**Stored data entries:**
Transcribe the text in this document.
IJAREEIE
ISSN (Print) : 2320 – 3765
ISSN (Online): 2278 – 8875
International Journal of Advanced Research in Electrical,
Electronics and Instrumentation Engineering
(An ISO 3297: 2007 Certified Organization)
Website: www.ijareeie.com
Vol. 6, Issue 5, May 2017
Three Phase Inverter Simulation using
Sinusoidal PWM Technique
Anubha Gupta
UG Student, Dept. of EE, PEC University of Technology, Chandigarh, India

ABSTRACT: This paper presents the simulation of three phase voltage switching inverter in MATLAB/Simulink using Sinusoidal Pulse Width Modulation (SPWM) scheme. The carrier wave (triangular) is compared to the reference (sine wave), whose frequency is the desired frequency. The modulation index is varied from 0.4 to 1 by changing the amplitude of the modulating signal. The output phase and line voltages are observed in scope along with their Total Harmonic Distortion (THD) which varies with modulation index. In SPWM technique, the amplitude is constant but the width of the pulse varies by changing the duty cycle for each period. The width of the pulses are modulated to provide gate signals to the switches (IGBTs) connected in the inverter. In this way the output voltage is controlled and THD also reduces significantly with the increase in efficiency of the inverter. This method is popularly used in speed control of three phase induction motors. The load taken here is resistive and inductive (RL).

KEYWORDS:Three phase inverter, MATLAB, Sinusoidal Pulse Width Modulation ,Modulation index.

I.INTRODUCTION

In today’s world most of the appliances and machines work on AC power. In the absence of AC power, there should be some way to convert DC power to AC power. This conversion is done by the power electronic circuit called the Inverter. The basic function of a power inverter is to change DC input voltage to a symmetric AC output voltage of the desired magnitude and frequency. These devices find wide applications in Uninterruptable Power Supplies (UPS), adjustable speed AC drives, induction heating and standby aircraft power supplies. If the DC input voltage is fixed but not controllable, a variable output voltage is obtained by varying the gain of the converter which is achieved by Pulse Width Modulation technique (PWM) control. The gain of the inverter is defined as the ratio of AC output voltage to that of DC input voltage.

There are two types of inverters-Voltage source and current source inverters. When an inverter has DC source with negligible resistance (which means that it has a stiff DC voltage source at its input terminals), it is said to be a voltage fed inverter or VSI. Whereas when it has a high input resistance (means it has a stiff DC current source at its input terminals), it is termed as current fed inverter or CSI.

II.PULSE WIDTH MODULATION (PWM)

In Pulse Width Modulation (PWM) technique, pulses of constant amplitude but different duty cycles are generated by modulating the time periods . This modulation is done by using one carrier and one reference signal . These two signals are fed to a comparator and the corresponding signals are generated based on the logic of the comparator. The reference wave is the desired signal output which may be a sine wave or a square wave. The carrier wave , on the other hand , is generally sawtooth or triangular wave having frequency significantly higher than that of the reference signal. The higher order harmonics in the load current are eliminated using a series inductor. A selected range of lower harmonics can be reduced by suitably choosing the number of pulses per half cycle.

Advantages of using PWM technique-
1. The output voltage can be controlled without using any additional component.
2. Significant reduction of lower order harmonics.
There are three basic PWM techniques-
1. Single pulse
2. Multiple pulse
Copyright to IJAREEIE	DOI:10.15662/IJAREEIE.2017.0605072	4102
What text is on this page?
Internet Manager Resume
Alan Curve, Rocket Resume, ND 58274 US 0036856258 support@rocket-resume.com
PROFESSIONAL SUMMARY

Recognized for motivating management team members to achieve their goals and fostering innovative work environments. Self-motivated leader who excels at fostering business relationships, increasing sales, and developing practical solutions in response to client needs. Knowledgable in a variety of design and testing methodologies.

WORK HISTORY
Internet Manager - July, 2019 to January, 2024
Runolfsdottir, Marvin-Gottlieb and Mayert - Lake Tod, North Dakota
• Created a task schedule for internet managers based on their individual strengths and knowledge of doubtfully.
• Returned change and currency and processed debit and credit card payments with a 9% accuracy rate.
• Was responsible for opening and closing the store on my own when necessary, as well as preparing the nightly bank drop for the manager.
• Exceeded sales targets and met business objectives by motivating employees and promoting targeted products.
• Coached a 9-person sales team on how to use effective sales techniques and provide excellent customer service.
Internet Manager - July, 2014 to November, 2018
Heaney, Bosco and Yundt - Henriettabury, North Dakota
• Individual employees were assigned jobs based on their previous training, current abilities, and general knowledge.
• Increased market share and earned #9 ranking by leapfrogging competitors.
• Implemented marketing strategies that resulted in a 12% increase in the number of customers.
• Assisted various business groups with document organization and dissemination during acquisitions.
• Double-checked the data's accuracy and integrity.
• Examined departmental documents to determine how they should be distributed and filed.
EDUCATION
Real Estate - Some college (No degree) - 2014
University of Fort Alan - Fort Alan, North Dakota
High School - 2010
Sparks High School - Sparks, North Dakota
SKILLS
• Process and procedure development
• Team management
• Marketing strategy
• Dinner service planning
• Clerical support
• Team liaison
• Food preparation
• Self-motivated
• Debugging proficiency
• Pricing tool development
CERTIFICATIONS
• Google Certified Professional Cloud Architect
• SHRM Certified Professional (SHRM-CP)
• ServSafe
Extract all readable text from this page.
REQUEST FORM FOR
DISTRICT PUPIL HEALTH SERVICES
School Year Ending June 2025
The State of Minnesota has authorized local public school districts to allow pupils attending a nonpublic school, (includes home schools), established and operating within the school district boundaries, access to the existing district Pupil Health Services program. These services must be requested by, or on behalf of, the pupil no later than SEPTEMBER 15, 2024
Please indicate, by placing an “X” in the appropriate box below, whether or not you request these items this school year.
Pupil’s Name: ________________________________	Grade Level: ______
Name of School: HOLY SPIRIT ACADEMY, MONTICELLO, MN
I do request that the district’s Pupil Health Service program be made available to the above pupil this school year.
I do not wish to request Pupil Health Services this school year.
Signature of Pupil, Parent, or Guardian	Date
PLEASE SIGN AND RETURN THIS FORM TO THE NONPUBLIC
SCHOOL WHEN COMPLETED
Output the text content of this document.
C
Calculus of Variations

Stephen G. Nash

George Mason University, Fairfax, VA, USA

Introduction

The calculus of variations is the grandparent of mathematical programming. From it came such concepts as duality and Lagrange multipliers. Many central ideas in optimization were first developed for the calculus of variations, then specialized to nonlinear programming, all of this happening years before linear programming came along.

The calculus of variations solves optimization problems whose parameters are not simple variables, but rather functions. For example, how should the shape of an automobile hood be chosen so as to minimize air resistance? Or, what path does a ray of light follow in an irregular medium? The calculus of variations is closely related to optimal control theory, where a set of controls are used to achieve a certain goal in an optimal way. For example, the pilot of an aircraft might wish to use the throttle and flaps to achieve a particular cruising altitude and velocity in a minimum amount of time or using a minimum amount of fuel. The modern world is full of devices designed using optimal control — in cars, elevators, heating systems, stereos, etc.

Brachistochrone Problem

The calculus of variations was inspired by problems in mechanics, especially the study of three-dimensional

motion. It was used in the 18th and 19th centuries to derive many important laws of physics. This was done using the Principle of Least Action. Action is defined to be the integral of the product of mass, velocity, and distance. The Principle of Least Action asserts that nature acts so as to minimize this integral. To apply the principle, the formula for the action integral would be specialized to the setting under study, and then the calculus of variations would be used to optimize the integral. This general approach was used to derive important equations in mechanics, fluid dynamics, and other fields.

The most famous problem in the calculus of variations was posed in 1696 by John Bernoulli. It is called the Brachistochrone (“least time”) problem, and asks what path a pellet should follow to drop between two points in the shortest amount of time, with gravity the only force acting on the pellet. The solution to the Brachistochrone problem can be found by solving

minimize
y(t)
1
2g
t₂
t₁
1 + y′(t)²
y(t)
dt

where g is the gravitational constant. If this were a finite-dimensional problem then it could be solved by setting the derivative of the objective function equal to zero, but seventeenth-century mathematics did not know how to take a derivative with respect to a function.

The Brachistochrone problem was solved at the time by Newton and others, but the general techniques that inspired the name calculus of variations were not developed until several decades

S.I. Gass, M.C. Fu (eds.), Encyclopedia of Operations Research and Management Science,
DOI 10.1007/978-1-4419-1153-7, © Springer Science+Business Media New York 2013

**TASK:** Find all lines with "dimensional" in them and copy each one.

**RIGHT ANSWER:**
The calculus of variations was inspired by problems in mechanics, especially the study of three-dimensional
where g is the gravitational constant. If this were a finite-dimensional problem then it could be solved by setting the derivative of the objective function equal to zero, but seventeenth-century mathematics did not know how to take a derivative with respect to a function.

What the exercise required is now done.